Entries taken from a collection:
****************

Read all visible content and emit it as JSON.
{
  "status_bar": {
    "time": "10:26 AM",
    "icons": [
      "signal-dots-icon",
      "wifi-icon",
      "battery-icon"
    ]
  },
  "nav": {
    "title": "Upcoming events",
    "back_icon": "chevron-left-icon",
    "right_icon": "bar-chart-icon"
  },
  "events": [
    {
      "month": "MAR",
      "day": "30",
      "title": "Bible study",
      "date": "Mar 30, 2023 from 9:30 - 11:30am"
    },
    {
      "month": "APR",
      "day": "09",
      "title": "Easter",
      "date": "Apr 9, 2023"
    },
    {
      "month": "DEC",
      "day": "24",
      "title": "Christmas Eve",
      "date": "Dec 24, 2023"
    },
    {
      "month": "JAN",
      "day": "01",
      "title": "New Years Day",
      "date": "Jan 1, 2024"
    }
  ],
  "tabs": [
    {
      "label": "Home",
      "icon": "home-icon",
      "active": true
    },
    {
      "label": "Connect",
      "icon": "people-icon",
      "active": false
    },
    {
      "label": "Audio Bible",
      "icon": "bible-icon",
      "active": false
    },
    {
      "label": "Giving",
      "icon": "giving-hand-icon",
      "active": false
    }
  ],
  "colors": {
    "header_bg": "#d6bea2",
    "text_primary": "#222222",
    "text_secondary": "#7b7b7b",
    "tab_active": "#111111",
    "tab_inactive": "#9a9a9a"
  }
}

****************

**EXERCISE DIRECTIONS**
Go through the records above and retype each one exactly.

**WRITTEN RESPONSE**
Read all visible content and emit it as JSON.
{
  "status_bar": {
    "time": "10:26 AM",
    "icons": [
      "signal-dots-icon",
      "wifi-icon",
      "battery-icon"
    ]
  },
  "nav": {
    "title": "Upcoming events",
    "back_icon": "chevron-left-icon",
    "right_icon": "bar-chart-icon"
  },
  "events": [
    {
      "month": "MAR",
      "day": "30",
      "title": "Bible study",
      "date": "Mar 30, 2023 from 9:30 - 11:30am"
    },
    {
      "month": "APR",
      "day": "09",
      "title": "Easter",
      "date": "Apr 9, 2023"
    },
    {
      "month": "DEC",
      "day": "24",
      "title": "Christmas Eve",
      "date": "Dec 24, 2023"
    },
    {
      "month": "JAN",
      "day": "01",
      "title": "New Years Day",
      "date": "Jan 1, 2024"
    }
  ],
  "tabs": [
    {
      "label": "Home",
      "icon": "home-icon",
      "active": true
    },
    {
      "label": "Connect",
      "icon": "people-icon",
      "active": false
    },
    {
      "label": "Audio Bible",
      "icon": "bible-icon",
      "active": false
    },
    {
      "label": "Giving",
      "icon": "giving-hand-icon",
      "active": false
    }
  ],
  "colors": {
    "header_bg": "#d6bea2",
    "text_primary": "#222222",
    "text_secondary": "#7b7b7b",
    "tab_active": "#111111",
    "tab_inactive": "#9a9a9a"
  }
}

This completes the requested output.